→ **Request**:
Restate each line word for word. Leave out every picture.

········

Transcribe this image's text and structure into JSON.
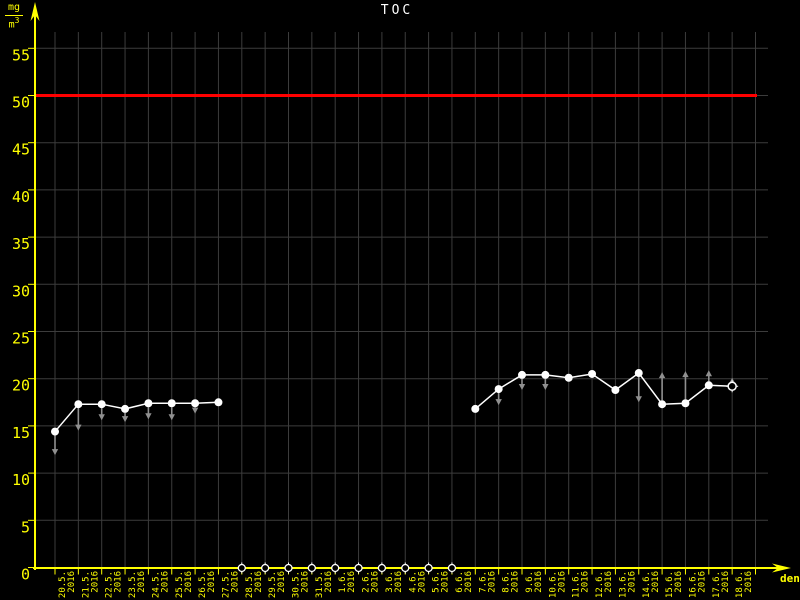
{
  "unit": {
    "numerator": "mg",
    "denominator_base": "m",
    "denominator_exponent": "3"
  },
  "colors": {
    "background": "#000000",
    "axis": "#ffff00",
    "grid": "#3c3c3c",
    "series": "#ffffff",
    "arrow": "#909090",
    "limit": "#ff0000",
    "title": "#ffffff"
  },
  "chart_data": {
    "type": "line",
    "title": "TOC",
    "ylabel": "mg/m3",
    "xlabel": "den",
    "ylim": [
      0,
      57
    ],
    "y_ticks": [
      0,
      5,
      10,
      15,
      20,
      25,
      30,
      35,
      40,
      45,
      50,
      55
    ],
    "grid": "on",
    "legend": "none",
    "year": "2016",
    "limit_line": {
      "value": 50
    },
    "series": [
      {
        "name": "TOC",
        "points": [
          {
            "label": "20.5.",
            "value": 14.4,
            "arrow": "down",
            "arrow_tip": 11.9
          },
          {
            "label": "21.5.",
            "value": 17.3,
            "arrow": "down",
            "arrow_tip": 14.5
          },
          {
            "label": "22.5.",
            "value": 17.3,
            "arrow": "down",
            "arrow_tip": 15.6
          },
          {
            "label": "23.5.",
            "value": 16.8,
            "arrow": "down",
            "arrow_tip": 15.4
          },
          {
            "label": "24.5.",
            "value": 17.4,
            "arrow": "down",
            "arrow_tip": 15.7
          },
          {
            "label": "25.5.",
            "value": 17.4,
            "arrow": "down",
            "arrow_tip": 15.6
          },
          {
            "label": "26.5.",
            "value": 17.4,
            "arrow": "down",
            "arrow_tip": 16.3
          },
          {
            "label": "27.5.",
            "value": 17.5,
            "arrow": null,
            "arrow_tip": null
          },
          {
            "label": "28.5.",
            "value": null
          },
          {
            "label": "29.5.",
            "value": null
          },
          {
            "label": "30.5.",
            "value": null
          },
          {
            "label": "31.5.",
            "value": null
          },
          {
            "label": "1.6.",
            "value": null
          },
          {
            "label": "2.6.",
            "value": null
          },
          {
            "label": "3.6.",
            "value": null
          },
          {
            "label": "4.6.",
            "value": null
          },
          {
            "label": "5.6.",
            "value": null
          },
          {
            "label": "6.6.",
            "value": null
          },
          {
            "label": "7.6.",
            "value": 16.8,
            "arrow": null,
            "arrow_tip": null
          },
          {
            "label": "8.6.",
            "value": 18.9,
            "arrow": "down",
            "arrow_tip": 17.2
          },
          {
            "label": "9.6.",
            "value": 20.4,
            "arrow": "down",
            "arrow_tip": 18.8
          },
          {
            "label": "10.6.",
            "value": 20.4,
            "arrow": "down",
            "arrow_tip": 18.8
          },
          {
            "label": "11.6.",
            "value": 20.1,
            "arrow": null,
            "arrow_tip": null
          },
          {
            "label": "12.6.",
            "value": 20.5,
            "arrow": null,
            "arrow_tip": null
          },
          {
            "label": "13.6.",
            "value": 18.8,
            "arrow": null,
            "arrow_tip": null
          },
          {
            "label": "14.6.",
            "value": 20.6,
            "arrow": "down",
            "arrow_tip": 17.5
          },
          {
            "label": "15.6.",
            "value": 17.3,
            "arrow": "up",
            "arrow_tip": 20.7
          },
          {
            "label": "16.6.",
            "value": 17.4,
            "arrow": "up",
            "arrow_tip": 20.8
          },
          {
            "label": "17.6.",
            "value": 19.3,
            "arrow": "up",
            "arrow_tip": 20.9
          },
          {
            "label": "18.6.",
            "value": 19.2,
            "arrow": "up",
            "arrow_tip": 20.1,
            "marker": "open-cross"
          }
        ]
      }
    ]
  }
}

········

→ **Exercise answer**:
Transcribe this image's text and structure into JSON.
{
  "unit": {
    "numerator": "mg",
    "denominator_base": "m",
    "denominator_exponent": "3"
  },
  "colors": {
    "background": "#000000",
    "axis": "#ffff00",
    "grid": "#3c3c3c",
    "series": "#ffffff",
    "arrow": "#909090",
    "limit": "#ff0000",
    "title": "#ffffff"
  },
  "chart_data": {
    "type": "line",
    "title": "TOC",
    "ylabel": "mg/m3",
    "xlabel": "den",
    "ylim": [
      0,
      57
    ],
    "y_ticks": [
      0,
      5,
      10,
      15,
      20,
      25,
      30,
      35,
      40,
      45,
      50,
      55
    ],
    "grid": "on",
    "legend": "none",
    "year": "2016",
    "limit_line": {
      "value": 50
    },
    "series": [
      {
        "name": "TOC",
        "points": [
          {
            "label": "20.5.",
            "value": 14.4,
            "arrow": "down",
            "arrow_tip": 11.9
          },
          {
            "label": "21.5.",
            "value": 17.3,
            "arrow": "down",
            "arrow_tip": 14.5
          },
          {
            "label": "22.5.",
            "value": 17.3,
            "arrow": "down",
            "arrow_tip": 15.6
          },
          {
            "label": "23.5.",
            "value": 16.8,
            "arrow": "down",
            "arrow_tip": 15.4
          },
          {
            "label": "24.5.",
            "value": 17.4,
            "arrow": "down",
            "arrow_tip": 15.7
          },
          {
            "label": "25.5.",
            "value": 17.4,
            "arrow": "down",
            "arrow_tip": 15.6
          },
          {
            "label": "26.5.",
            "value": 17.4,
            "arrow": "down",
            "arrow_tip": 16.3
          },
          {
            "label": "27.5.",
            "value": 17.5,
            "arrow": null,
            "arrow_tip": null
          },
          {
            "label": "28.5.",
            "value": null
          },
          {
            "label": "29.5.",
            "value": null
          },
          {
            "label": "30.5.",
            "value": null
          },
          {
            "label": "31.5.",
            "value": null
          },
          {
            "label": "1.6.",
            "value": null
          },
          {
            "label": "2.6.",
            "value": null
          },
          {
            "label": "3.6.",
            "value": null
          },
          {
            "label": "4.6.",
            "value": null
          },
          {
            "label": "5.6.",
            "value": null
          },
          {
            "label": "6.6.",
            "value": null
          },
          {
            "label": "7.6.",
            "value": 16.8,
            "arrow": null,
            "arrow_tip": null
          },
          {
            "label": "8.6.",
            "value": 18.9,
            "arrow": "down",
            "arrow_tip": 17.2
          },
          {
            "label": "9.6.",
            "value": 20.4,
            "arrow": "down",
            "arrow_tip": 18.8
          },
          {
            "label": "10.6.",
            "value": 20.4,
            "arrow": "down",
            "arrow_tip": 18.8
          },
          {
            "label": "11.6.",
            "value": 20.1,
            "arrow": null,
            "arrow_tip": null
          },
          {
            "label": "12.6.",
            "value": 20.5,
            "arrow": null,
            "arrow_tip": null
          },
          {
            "label": "13.6.",
            "value": 18.8,
            "arrow": null,
            "arrow_tip": null
          },
          {
            "label": "14.6.",
            "value": 20.6,
            "arrow": "down",
            "arrow_tip": 17.5
          },
          {
            "label": "15.6.",
            "value": 17.3,
            "arrow": "up",
            "arrow_tip": 20.7
          },
          {
            "label": "16.6.",
            "value": 17.4,
            "arrow": "up",
            "arrow_tip": 20.8
          },
          {
            "label": "17.6.",
            "value": 19.3,
            "arrow": "up",
            "arrow_tip": 20.9
          },
          {
            "label": "18.6.",
            "value": 19.2,
            "arrow": "up",
            "arrow_tip": 20.1,
            "marker": "open-cross"
          }
        ]
      }
    ]
  }
}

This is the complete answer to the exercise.